### Task
Only the number is wanted: count the lines that include the word "nasypu".

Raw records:
------------------------------------------------------------
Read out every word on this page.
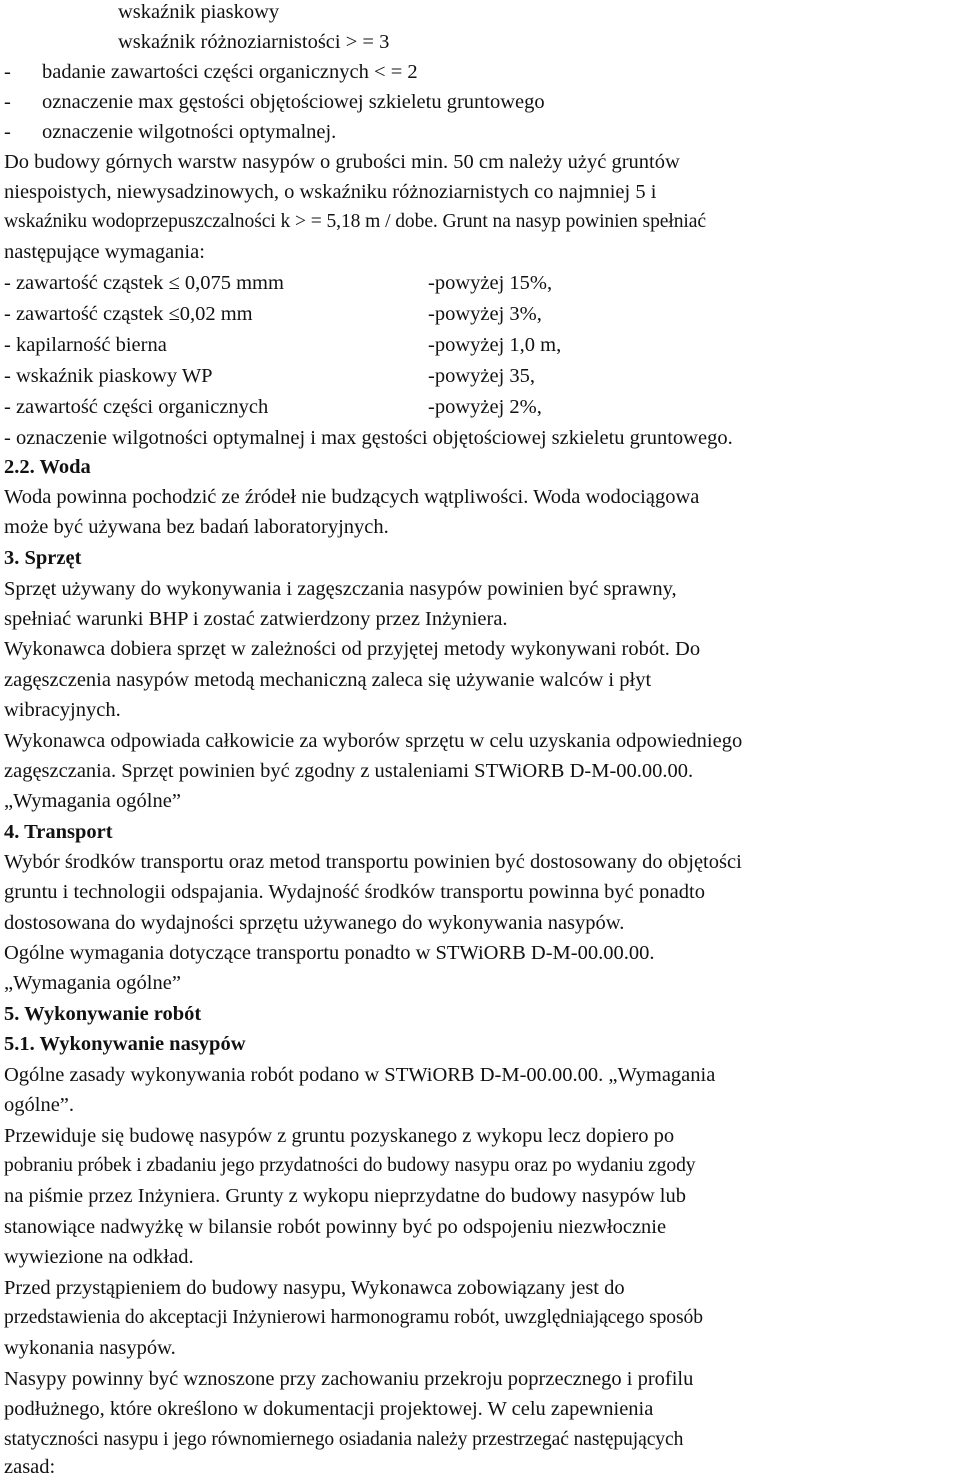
wskaźnik piaskowy
wskaźnik różnoziarnistości > = 3
- badanie zawartości części organicznych < = 2
- oznaczenie max gęstości objętościowej szkieletu gruntowego
- oznaczenie wilgotności optymalnej.
Do budowy górnych warstw nasypów o grubości min. 50 cm należy użyć gruntów
niespoistych, niewysadzinowych, o wskaźniku różnoziarnistych co najmniej 5 i
wskaźniku wodoprzepuszczalności k > = 5,18 m / dobe. Grunt na nasyp powinien spełniać
następujące wymagania:
- zawartość cząstek ≤ 0,075 mmm	-powyżej 15%,
- zawartość cząstek ≤0,02 mm	-powyżej 3%,
- kapilarność bierna	-powyżej 1,0 m,
- wskaźnik piaskowy WP	-powyżej 35,
- zawartość części organicznych	-powyżej 2%,
- oznaczenie wilgotności optymalnej i max gęstości objętościowej szkieletu gruntowego.
2.2. Woda
Woda powinna pochodzić ze źródeł nie budzących wątpliwości. Woda wodociągowa
może być używana bez badań laboratoryjnych.
3. Sprzęt
Sprzęt używany do wykonywania i zagęszczania nasypów powinien być sprawny,
spełniać warunki BHP i zostać zatwierdzony przez Inżyniera.
Wykonawca dobiera sprzęt w zależności od przyjętej metody wykonywani robót. Do
zagęszczenia nasypów metodą mechaniczną zaleca się używanie walców i płyt
wibracyjnych.
Wykonawca odpowiada całkowicie za wyborów sprzętu w celu uzyskania odpowiedniego
zagęszczania. Sprzęt powinien być zgodny z ustaleniami STWiORB D-M-00.00.00.
„Wymagania ogólne”
4. Transport
Wybór środków transportu oraz metod transportu powinien być dostosowany do objętości
gruntu i technologii odspajania. Wydajność środków transportu powinna być ponadto
dostosowana do wydajności sprzętu używanego do wykonywania nasypów.
Ogólne wymagania dotyczące transportu ponadto w STWiORB D-M-00.00.00.
„Wymagania ogólne”
5. Wykonywanie robót
5.1. Wykonywanie nasypów
Ogólne zasady wykonywania robót podano w STWiORB D-M-00.00.00. „Wymagania
ogólne”.
Przewiduje się budowę nasypów z gruntu pozyskanego z wykopu lecz dopiero po
pobraniu próbek i zbadaniu jego przydatności do budowy nasypu oraz po wydaniu zgody
na piśmie przez Inżyniera. Grunty z wykopu nieprzydatne do budowy nasypów lub
stanowiące nadwyżkę w bilansie robót powinny być po odspojeniu niezwłocznie
wywiezione na odkład.
Przed przystąpieniem do budowy nasypu, Wykonawca zobowiązany jest do
przedstawienia do akceptacji Inżynierowi harmonogramu robót, uwzględniającego sposób
wykonania nasypów.
Nasypy powinny być wznoszone przy zachowaniu przekroju poprzecznego i profilu
podłużnego, które określono w dokumentacji projektowej. W celu zapewnienia
statyczności nasypu i jego równomiernego osiadania należy przestrzegać następujących
zasad:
------------------------------------------------------------
### Task response
3